◆ SHORT PROBLEM
In the listing below, count the lines containing the string "name" and state only the number.

◆ SOURCE DATA
****************************************
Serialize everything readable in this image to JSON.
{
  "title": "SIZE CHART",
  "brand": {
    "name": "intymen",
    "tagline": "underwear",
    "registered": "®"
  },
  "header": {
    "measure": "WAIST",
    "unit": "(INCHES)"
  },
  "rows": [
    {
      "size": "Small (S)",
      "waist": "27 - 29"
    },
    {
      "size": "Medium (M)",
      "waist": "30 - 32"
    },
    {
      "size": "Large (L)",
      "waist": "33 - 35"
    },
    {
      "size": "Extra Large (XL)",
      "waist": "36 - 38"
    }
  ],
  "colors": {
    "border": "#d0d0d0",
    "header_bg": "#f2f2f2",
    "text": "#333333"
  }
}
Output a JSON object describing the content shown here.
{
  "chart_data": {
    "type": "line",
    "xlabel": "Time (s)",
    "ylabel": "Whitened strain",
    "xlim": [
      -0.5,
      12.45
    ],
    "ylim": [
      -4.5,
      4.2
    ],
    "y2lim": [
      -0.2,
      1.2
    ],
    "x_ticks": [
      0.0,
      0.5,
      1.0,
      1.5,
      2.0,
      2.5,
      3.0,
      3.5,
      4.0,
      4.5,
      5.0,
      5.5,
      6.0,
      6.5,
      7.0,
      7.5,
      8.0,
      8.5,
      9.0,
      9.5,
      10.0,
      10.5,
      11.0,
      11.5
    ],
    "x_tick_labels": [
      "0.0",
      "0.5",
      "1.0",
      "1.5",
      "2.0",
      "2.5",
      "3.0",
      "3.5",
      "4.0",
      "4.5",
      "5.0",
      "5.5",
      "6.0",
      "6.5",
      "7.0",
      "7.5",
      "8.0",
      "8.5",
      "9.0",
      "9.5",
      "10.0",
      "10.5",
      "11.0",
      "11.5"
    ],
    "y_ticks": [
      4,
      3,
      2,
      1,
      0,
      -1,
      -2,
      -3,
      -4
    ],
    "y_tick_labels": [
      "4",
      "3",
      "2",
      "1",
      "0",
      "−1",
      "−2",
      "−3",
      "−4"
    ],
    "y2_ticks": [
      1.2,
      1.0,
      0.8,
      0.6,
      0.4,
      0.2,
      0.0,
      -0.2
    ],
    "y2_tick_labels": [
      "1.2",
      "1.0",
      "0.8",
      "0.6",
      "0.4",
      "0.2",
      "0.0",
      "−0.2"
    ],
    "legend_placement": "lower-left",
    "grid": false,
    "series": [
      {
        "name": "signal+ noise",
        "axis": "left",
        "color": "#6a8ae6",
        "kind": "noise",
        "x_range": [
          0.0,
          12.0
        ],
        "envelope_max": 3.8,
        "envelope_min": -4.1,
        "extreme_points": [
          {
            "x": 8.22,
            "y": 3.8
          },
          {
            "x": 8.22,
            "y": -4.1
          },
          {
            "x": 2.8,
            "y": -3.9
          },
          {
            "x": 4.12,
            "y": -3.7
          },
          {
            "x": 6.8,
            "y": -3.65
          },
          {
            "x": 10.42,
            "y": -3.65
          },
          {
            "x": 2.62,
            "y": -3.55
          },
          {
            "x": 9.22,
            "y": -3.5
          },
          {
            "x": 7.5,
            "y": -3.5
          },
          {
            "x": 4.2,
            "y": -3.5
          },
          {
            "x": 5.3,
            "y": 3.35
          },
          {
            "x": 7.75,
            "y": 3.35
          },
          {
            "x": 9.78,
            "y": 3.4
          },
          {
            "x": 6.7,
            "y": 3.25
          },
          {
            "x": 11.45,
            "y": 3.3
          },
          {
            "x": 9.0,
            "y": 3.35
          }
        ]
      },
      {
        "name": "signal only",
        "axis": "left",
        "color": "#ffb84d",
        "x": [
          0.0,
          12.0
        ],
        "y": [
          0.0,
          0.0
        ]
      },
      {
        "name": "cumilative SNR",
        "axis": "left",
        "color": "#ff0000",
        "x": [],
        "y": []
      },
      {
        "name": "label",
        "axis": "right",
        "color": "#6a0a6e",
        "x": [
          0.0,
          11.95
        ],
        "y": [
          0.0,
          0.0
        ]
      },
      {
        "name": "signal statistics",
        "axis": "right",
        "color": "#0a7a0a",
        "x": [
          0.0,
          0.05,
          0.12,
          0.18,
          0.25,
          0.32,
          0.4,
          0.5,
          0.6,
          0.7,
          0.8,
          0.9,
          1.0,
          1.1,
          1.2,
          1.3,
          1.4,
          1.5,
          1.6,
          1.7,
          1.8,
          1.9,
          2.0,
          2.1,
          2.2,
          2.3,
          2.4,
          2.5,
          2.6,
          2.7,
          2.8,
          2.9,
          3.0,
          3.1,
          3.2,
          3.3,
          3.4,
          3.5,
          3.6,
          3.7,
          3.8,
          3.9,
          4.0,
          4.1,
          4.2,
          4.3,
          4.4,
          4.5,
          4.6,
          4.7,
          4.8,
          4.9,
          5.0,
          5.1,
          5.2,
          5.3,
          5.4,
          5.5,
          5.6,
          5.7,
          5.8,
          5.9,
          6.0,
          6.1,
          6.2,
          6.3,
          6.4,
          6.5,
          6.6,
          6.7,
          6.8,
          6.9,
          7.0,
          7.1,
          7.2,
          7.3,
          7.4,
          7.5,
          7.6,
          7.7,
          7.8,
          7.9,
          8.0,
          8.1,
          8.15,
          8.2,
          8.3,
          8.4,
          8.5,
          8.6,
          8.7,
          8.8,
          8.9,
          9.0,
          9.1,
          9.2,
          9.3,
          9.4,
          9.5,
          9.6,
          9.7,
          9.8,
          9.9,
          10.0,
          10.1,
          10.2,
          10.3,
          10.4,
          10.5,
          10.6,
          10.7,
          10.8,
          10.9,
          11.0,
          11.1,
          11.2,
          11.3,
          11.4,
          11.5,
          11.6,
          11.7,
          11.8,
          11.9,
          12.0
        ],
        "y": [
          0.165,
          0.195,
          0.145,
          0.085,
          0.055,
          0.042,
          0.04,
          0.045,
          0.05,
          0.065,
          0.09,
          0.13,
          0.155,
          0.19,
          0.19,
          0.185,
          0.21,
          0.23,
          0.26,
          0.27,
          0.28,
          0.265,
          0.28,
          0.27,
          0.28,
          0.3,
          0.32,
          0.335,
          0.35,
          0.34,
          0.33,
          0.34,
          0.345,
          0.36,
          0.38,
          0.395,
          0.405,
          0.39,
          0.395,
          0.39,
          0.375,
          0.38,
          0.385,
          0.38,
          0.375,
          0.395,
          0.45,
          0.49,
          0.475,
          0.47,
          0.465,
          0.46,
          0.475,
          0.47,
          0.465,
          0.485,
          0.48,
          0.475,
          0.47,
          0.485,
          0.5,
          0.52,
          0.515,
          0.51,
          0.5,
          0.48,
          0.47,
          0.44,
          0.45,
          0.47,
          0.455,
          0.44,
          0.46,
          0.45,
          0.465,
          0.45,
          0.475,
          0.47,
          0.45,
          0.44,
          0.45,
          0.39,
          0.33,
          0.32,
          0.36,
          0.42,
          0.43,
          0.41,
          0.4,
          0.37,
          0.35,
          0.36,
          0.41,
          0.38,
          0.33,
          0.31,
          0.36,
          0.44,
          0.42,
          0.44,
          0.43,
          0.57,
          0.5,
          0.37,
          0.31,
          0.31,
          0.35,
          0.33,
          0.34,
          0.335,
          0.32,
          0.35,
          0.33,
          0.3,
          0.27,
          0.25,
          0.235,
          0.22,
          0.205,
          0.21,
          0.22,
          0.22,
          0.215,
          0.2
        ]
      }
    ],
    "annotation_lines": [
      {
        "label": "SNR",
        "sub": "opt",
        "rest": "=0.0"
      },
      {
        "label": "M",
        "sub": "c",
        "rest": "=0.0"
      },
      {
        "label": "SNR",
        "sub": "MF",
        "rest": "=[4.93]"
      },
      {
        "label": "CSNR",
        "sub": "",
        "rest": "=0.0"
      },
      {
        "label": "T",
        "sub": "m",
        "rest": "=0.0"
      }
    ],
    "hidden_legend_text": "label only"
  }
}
****************************************
◆ SOLUTION TO THE EXERCISE
6